== Data provided
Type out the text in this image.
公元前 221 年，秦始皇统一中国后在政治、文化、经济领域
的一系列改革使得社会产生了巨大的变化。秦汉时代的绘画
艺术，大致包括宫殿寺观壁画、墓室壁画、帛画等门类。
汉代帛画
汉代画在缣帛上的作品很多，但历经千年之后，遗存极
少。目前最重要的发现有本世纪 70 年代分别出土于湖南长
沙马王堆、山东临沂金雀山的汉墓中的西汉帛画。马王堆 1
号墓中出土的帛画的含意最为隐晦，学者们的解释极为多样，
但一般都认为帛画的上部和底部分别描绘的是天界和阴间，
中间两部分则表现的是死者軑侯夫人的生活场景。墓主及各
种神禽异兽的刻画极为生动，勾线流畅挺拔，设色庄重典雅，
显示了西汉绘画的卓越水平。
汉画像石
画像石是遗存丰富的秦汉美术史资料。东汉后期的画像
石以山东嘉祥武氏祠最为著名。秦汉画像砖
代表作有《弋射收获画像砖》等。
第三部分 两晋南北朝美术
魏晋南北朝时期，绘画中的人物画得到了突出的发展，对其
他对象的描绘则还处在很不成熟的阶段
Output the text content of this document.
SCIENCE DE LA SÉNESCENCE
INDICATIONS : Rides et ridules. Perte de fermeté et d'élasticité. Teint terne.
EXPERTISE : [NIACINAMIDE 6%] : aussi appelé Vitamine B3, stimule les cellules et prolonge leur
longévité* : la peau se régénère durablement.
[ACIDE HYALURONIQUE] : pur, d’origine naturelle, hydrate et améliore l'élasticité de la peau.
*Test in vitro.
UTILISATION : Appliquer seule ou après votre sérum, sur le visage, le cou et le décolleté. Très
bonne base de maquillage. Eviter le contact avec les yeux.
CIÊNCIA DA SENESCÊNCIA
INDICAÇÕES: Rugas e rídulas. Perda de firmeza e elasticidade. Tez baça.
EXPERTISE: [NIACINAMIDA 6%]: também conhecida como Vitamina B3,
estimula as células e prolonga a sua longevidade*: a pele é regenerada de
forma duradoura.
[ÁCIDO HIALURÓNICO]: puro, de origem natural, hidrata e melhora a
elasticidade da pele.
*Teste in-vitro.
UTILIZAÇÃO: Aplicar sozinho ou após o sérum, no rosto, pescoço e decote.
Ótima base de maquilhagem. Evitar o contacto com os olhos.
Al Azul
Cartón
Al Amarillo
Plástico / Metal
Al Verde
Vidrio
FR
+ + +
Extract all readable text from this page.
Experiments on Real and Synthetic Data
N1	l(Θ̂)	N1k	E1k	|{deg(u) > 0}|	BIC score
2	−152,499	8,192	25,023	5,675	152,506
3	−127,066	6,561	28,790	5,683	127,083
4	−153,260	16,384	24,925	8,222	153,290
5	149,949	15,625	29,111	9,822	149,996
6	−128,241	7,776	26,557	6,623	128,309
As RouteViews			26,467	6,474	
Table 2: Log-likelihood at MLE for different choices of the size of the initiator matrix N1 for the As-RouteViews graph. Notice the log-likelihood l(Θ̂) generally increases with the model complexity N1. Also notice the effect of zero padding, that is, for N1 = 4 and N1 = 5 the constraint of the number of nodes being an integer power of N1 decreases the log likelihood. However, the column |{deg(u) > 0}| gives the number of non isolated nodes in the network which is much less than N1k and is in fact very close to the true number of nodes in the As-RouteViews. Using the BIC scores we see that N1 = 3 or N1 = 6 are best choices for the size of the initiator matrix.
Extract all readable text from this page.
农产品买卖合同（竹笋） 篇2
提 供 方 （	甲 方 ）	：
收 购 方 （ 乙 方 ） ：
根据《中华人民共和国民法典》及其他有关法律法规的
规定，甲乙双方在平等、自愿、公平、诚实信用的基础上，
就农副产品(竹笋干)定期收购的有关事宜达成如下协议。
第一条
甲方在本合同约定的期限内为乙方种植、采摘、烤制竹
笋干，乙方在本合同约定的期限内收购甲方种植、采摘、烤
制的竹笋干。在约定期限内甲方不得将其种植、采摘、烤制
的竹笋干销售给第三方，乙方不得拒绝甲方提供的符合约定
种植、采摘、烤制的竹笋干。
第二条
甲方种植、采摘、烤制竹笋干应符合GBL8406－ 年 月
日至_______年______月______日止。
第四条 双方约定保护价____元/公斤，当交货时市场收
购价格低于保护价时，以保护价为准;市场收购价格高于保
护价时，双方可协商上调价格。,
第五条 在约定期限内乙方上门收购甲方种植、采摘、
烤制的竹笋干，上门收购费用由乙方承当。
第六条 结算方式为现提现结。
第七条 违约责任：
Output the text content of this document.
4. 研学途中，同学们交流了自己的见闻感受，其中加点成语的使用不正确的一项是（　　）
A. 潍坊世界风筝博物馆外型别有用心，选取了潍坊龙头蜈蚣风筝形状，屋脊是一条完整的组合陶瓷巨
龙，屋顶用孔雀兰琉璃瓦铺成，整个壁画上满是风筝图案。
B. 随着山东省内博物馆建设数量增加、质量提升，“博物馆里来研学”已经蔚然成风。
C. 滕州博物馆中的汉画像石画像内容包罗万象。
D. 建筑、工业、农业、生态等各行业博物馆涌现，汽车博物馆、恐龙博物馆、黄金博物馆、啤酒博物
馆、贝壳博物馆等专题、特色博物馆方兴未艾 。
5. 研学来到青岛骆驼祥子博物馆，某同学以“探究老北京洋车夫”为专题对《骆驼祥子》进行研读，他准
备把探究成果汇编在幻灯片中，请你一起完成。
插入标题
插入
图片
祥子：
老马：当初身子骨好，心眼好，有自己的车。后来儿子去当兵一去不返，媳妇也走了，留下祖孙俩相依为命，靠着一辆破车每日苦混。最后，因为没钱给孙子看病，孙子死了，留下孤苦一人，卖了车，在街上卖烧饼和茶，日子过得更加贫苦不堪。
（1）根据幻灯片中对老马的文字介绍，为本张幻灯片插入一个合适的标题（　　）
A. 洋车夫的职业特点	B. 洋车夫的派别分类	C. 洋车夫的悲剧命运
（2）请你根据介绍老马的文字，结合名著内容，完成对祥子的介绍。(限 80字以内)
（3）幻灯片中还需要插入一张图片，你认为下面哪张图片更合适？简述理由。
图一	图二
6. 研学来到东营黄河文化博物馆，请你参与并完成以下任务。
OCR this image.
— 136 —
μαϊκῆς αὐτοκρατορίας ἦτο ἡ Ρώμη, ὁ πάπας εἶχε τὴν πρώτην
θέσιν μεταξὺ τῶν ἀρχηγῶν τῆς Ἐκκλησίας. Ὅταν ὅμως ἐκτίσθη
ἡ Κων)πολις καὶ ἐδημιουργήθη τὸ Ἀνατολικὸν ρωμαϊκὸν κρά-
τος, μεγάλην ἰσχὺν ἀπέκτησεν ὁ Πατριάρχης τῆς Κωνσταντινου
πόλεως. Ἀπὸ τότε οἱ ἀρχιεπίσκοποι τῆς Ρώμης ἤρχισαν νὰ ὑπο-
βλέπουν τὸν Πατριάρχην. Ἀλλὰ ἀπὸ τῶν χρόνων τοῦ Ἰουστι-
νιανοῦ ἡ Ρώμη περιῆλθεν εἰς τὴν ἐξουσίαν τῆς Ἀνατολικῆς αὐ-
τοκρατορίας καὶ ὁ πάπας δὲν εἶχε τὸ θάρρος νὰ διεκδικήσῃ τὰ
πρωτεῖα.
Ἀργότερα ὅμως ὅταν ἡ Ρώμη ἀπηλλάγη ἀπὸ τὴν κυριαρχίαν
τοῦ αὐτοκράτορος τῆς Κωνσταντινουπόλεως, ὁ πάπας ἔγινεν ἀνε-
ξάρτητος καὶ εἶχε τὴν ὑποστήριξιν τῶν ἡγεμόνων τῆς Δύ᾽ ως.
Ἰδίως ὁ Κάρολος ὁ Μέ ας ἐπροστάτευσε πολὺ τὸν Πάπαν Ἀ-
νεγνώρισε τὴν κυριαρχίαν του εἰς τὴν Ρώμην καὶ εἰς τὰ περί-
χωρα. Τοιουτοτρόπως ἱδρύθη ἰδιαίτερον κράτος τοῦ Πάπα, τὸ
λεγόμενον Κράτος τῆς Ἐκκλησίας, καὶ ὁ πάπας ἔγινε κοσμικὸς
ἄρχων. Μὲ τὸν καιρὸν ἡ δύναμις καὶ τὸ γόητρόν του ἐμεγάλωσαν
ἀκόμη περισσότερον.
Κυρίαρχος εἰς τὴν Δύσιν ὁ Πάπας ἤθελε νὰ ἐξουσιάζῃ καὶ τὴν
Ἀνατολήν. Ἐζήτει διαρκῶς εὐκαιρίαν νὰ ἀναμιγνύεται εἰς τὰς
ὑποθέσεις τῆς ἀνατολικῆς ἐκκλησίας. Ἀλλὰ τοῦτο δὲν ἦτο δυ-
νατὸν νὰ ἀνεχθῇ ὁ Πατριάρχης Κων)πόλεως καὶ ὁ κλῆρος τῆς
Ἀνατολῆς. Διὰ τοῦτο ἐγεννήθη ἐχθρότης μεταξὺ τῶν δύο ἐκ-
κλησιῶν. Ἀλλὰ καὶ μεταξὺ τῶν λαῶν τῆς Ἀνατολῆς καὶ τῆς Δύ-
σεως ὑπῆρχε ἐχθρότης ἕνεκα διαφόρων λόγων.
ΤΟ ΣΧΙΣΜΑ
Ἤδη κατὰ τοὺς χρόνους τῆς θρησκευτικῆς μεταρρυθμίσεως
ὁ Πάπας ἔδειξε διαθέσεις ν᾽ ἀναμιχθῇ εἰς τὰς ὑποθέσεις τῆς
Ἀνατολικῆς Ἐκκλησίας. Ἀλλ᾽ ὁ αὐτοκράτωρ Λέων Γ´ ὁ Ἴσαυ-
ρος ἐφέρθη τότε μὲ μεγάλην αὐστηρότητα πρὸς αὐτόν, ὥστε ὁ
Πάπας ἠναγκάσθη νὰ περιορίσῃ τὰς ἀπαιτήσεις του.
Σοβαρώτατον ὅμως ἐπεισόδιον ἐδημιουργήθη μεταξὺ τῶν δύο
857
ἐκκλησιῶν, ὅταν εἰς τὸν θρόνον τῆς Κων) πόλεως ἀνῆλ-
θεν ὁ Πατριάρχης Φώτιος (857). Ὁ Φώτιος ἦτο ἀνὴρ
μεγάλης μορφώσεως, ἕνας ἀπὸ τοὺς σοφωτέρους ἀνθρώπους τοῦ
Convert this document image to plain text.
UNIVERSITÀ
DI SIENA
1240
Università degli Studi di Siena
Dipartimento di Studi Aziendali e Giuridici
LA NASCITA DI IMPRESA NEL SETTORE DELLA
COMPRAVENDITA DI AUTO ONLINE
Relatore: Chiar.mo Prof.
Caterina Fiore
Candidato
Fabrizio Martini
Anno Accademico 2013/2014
====
Scan the listing above. Gather each line that contains the word "peau".

**Exercise solution**
longévité* : la peau se régénère durablement.
[ACIDE HYALURONIQUE] : pur, d’origine naturelle, hydrate et améliore l'élasticité de la peau.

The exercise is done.